§ **PAGE EXTRACT**
>> begin

Halfway across the country, in a larger city, a more well-known nonprofit – Goodwill of Omaha, Nebraska – also pays about 100 local workers with disabilities less than minimum wage.
In 1938, Congress enacted Section 14(c) of the Fair Labor Standards Act (FLSA).
“[I]n a sort of Orwellian process,” this law authorizes the U.S. Department of Labor to issue “… special minimum wage certificates permitting the holder to pay employees with disabilities a wage commensurate with their abilities, without any wage floor. The certificate-bearing employer simply administers a short ‘time study’ which measures the speed at which an employee can perform repetitively a typically rote task, such as simple assembly (or hanging clothes, as in the case of many Goodwill employees), most often in discrete ‘sheltered workshop’ settings. A formula determines the wage, which can be at or below minimum wage, and can shift significantly, as time studies of this kind are usually conducted for an employee every six months.”

>> end

According to the passage on subminimum wages for workers with disabilities, how often are time studies usually conducted for an employee?

Layout annotation data
>> begin

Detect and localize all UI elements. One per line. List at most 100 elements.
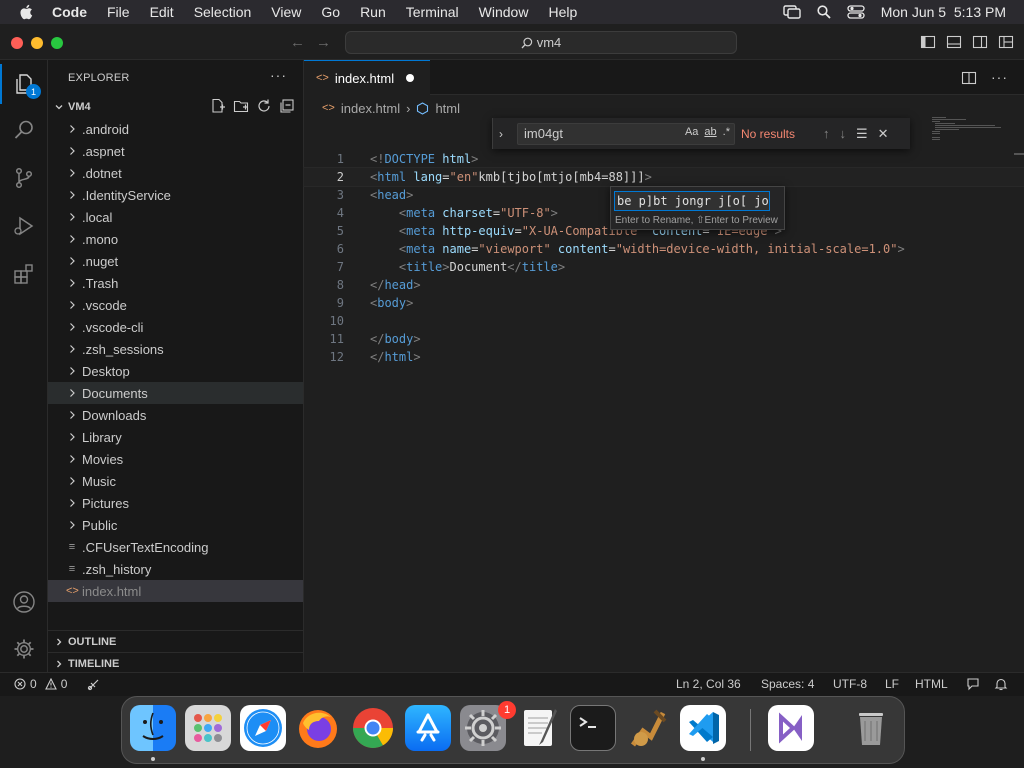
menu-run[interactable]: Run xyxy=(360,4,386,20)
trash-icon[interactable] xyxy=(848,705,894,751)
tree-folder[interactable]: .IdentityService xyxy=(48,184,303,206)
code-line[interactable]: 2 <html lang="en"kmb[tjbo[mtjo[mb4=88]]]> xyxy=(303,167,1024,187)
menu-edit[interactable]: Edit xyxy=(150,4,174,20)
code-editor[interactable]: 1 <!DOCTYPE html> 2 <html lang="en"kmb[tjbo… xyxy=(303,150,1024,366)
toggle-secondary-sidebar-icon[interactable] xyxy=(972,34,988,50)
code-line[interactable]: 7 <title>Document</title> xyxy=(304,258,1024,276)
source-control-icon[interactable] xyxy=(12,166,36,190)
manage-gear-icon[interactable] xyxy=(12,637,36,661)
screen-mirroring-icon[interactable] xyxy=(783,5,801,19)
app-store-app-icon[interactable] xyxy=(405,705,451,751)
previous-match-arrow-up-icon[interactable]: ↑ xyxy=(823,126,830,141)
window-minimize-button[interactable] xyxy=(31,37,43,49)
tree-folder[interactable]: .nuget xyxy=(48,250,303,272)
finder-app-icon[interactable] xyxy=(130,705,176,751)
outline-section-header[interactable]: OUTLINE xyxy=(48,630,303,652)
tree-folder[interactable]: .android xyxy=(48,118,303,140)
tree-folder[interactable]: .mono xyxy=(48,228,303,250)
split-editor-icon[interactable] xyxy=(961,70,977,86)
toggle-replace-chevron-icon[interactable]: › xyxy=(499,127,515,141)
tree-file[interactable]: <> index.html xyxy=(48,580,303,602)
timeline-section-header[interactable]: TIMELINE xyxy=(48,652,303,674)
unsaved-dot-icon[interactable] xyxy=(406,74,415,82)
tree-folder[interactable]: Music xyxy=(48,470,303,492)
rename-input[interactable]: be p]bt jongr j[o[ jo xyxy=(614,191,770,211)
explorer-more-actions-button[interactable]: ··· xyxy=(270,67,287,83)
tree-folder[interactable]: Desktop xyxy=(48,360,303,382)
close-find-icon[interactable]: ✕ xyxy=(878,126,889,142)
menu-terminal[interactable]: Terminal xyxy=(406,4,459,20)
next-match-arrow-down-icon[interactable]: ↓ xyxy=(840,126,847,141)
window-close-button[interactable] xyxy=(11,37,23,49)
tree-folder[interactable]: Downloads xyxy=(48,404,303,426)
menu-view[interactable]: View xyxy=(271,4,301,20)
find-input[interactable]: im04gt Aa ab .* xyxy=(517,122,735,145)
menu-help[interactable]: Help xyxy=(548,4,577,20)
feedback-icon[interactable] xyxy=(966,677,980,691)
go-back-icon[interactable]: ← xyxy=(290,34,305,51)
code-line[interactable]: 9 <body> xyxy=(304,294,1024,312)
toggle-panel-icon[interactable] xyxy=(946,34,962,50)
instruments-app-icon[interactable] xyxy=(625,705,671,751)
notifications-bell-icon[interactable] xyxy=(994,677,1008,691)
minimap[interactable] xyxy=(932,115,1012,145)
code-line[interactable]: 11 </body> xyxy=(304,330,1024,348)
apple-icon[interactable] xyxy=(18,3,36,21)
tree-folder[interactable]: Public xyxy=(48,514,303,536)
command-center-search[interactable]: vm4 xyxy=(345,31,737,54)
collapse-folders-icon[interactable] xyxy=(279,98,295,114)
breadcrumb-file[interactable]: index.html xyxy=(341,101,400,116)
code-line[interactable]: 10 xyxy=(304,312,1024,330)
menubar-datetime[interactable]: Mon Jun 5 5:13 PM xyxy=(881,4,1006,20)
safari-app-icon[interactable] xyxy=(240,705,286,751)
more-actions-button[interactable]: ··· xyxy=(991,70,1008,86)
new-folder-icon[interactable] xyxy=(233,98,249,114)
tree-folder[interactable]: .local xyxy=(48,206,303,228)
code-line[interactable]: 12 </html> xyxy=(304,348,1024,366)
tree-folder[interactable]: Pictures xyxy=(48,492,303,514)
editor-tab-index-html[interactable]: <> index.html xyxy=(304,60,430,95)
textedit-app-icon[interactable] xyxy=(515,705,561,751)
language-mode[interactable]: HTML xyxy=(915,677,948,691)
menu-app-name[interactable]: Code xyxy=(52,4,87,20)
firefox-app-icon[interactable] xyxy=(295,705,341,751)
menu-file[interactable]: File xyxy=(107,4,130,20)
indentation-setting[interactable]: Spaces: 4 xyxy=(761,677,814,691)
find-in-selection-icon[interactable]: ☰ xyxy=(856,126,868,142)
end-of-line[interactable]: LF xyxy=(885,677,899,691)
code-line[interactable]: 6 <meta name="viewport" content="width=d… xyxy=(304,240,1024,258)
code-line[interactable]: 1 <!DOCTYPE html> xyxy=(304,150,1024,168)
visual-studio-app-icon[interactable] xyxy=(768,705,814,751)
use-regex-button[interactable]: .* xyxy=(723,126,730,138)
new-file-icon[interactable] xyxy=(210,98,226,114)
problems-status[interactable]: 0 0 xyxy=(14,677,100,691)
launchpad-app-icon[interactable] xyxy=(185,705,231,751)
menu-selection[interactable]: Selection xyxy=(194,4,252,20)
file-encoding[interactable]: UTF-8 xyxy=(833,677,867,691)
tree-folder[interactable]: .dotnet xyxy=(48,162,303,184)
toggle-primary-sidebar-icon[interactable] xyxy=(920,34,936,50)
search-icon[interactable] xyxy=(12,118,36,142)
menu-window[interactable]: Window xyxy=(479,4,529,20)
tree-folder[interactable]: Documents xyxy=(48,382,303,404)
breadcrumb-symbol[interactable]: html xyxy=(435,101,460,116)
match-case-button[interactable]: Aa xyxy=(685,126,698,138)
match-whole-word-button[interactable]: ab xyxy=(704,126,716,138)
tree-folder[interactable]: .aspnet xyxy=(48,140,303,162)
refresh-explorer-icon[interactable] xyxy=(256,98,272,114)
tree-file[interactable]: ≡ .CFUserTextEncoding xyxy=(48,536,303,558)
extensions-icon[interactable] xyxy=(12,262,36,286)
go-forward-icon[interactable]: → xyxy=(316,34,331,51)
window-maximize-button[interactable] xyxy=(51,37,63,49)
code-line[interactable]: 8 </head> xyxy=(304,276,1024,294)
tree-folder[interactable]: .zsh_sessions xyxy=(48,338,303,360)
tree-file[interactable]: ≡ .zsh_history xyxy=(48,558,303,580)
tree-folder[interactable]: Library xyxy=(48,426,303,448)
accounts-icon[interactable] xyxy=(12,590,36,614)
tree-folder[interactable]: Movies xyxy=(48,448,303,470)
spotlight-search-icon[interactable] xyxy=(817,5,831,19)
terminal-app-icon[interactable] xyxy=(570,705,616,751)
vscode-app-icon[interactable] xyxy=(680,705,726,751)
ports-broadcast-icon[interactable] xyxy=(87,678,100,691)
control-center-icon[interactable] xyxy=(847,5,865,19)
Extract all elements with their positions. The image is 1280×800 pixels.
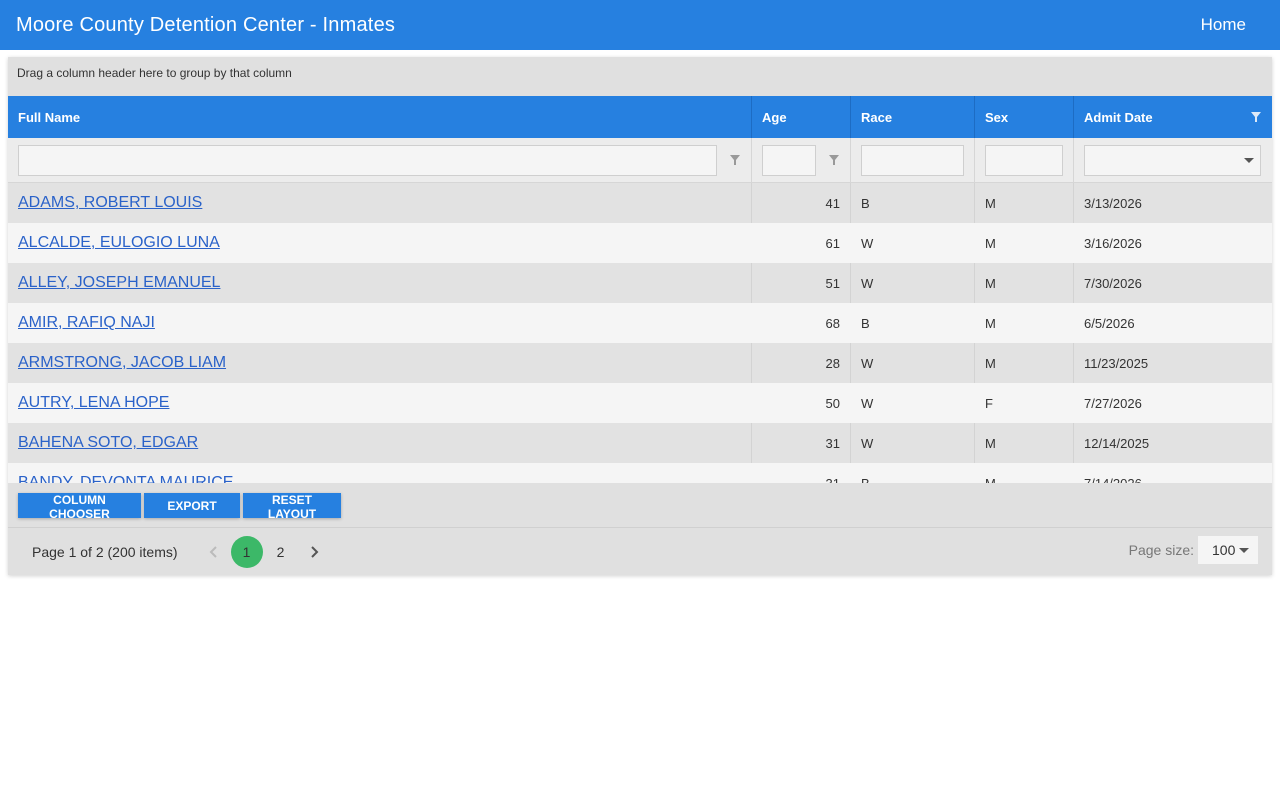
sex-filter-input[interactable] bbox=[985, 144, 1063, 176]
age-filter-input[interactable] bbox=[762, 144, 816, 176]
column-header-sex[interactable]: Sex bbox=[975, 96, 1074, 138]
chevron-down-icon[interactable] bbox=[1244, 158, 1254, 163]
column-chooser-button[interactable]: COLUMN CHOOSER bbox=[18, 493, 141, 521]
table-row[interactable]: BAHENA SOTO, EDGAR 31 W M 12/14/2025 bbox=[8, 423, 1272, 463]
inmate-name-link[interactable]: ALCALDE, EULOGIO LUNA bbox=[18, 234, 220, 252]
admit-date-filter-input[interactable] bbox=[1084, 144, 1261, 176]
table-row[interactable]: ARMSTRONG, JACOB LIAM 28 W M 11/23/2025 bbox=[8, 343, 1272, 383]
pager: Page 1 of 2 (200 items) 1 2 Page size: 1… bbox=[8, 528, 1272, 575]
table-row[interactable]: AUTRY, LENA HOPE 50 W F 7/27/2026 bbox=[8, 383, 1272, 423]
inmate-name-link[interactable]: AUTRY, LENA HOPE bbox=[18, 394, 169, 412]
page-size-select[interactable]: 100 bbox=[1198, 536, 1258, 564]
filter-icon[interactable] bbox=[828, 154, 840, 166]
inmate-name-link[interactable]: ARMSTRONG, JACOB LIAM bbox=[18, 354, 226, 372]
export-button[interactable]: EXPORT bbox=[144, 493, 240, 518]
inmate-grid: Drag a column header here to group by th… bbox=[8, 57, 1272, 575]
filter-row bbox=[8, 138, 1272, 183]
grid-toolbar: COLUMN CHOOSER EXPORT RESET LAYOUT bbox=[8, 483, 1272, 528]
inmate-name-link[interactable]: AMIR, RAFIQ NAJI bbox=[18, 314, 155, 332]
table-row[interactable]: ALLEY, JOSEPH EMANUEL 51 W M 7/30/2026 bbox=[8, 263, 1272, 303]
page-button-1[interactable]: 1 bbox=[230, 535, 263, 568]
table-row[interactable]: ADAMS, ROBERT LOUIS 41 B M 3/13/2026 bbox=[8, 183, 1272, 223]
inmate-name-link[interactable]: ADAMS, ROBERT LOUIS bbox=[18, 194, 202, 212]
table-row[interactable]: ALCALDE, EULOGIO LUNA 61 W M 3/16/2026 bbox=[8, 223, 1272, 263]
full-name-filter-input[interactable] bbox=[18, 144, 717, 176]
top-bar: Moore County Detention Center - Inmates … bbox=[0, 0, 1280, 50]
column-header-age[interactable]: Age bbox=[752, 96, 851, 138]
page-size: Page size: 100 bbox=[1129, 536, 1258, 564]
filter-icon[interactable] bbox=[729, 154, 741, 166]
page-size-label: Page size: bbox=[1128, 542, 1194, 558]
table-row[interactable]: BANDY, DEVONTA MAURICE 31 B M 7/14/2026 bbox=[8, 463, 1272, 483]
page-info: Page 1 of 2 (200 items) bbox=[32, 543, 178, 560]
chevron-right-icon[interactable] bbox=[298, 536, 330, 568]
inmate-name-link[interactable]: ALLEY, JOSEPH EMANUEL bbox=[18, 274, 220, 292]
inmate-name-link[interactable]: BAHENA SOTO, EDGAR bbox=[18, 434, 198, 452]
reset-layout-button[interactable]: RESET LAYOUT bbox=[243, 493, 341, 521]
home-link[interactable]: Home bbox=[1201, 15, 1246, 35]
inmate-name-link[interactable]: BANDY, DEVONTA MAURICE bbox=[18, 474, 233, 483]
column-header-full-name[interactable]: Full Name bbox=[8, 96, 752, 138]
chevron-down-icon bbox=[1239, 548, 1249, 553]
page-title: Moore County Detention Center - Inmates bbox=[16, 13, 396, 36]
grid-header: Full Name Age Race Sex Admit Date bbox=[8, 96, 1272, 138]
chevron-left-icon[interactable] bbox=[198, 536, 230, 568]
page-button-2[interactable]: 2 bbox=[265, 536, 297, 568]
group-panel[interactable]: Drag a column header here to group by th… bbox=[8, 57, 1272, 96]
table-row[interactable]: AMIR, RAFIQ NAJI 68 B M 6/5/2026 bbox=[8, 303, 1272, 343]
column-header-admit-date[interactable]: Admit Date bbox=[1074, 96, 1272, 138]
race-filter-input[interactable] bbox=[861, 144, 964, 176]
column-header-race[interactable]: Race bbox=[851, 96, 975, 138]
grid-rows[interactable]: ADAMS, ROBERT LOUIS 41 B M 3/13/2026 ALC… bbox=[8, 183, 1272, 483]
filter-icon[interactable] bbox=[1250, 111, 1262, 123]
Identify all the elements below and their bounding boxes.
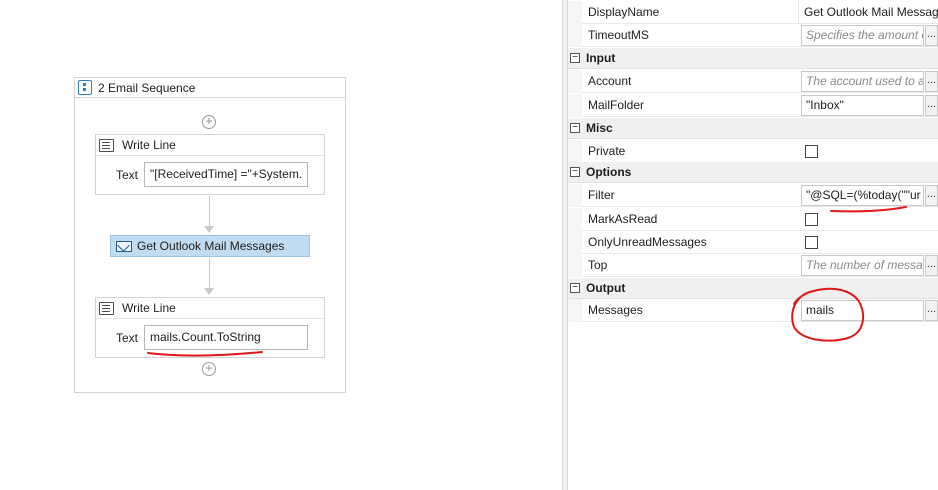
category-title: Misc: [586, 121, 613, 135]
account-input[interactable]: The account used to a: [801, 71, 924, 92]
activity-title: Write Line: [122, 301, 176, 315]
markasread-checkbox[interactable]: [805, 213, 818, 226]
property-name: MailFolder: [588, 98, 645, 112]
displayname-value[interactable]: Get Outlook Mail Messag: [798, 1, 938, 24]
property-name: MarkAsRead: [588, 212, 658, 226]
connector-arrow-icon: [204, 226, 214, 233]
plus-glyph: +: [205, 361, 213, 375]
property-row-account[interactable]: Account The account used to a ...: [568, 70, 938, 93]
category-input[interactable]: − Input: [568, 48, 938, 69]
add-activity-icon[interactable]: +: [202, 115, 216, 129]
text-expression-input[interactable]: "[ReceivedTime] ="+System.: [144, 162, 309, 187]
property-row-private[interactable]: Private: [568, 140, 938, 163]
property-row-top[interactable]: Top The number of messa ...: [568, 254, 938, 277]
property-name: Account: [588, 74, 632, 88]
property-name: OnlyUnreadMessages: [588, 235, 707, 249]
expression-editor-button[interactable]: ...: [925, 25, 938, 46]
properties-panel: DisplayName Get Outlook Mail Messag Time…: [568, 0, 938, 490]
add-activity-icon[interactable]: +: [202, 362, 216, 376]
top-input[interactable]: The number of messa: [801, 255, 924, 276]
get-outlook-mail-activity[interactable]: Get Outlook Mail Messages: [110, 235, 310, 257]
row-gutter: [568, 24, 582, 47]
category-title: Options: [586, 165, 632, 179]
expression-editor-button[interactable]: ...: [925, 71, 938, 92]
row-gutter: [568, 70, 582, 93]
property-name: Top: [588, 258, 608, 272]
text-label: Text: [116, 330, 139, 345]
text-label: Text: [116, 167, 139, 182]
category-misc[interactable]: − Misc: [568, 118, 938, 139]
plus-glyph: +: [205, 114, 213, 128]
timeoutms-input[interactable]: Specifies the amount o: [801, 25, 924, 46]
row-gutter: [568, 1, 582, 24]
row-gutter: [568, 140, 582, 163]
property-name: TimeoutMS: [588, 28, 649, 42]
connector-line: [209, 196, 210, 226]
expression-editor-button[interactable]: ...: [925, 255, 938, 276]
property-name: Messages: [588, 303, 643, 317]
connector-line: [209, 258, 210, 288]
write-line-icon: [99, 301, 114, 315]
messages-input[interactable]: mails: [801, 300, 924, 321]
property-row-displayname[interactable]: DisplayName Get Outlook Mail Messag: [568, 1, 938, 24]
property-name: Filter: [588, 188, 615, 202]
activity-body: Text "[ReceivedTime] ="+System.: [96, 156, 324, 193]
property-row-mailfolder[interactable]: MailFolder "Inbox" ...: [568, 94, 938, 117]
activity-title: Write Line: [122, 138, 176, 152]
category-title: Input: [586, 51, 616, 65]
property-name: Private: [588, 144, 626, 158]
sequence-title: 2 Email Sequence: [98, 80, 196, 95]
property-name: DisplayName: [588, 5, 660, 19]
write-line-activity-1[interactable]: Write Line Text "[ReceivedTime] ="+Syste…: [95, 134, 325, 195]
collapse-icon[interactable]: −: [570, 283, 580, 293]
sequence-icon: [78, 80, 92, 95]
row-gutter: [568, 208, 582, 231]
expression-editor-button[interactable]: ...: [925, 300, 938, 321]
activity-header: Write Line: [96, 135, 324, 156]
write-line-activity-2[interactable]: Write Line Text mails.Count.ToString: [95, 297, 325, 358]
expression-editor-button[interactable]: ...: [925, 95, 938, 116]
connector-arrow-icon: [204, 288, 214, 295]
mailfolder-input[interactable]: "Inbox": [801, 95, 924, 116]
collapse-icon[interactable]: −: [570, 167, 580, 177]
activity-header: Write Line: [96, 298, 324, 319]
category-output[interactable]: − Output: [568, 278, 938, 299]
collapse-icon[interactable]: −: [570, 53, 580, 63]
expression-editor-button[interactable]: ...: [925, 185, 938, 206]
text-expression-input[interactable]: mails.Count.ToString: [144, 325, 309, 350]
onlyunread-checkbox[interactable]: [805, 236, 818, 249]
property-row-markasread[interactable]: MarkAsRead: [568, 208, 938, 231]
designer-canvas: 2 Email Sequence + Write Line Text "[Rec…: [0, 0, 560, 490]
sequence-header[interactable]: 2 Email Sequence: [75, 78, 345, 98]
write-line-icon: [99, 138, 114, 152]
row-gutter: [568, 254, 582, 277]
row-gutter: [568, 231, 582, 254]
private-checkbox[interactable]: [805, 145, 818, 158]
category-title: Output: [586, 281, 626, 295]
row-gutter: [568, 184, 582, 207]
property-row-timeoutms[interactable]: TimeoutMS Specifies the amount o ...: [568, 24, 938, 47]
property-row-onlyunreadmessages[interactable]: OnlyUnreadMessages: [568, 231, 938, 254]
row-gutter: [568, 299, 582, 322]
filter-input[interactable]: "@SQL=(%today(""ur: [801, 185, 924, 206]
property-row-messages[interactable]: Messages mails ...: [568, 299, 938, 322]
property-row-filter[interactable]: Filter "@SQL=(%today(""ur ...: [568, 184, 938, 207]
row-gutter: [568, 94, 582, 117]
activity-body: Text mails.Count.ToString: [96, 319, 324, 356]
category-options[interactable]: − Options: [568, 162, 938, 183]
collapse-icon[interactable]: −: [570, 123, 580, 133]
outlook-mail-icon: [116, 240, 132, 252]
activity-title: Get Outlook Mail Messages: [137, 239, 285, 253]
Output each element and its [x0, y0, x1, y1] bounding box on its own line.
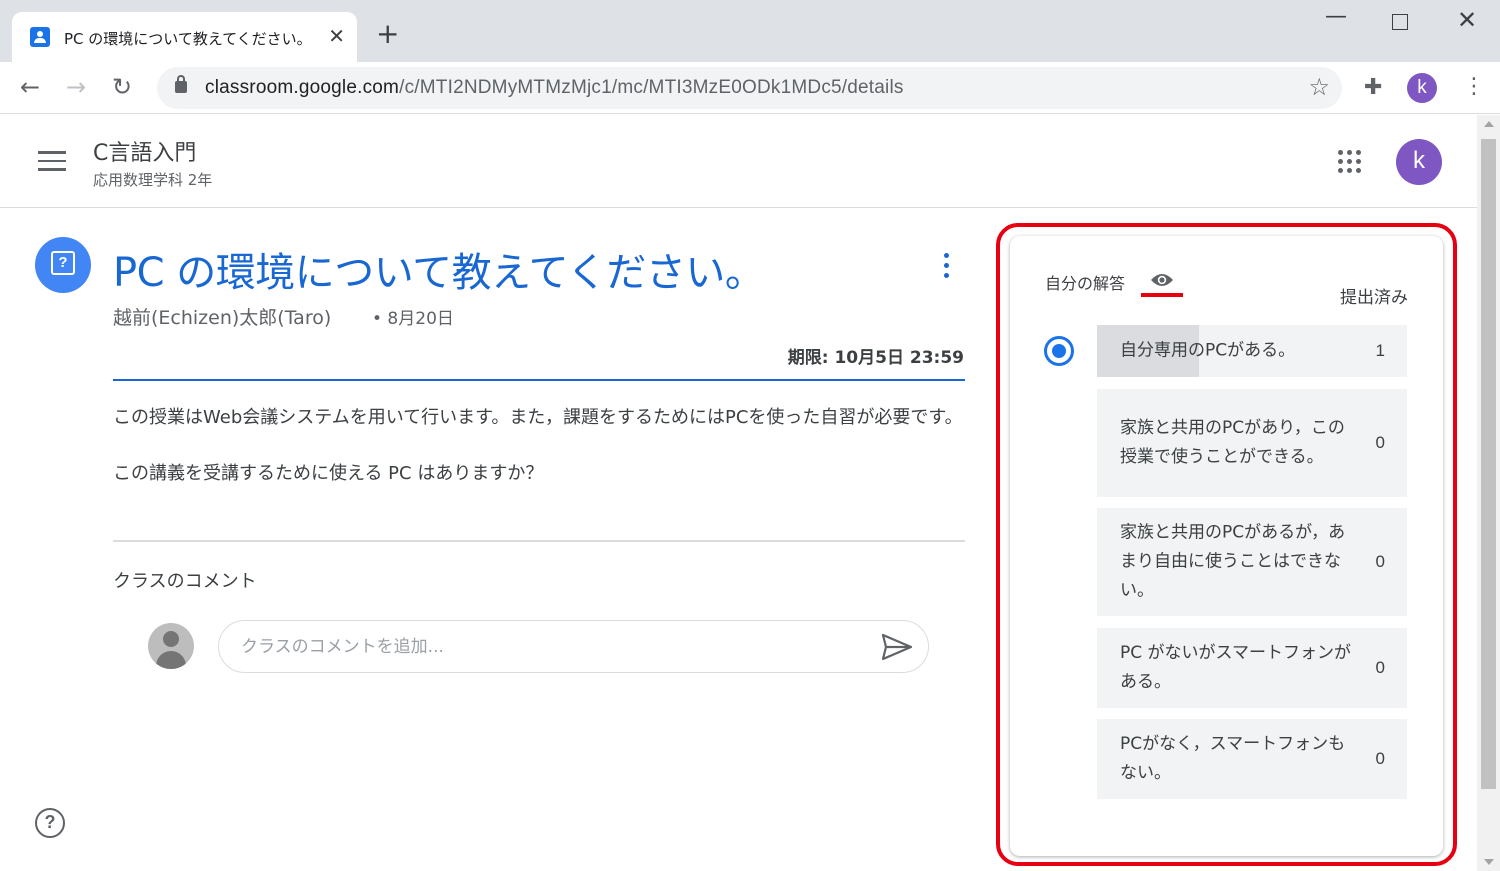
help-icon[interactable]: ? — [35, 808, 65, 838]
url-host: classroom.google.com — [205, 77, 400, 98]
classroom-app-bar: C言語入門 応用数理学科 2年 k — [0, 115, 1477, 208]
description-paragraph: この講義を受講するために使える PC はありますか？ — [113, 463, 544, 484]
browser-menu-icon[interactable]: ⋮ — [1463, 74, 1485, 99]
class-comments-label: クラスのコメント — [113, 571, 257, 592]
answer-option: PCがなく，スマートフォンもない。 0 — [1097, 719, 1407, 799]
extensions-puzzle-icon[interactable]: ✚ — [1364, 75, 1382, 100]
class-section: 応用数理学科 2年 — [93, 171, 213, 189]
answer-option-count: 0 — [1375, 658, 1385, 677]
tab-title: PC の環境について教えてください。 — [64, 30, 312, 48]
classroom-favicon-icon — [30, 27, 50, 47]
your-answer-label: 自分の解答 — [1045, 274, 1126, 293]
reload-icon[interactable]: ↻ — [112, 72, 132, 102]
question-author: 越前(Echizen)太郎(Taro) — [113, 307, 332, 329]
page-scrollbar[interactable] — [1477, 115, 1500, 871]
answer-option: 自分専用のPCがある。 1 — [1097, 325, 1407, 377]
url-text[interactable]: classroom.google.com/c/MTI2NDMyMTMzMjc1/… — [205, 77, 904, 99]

>> end

§ **TASK SOLUTION**
Every six months.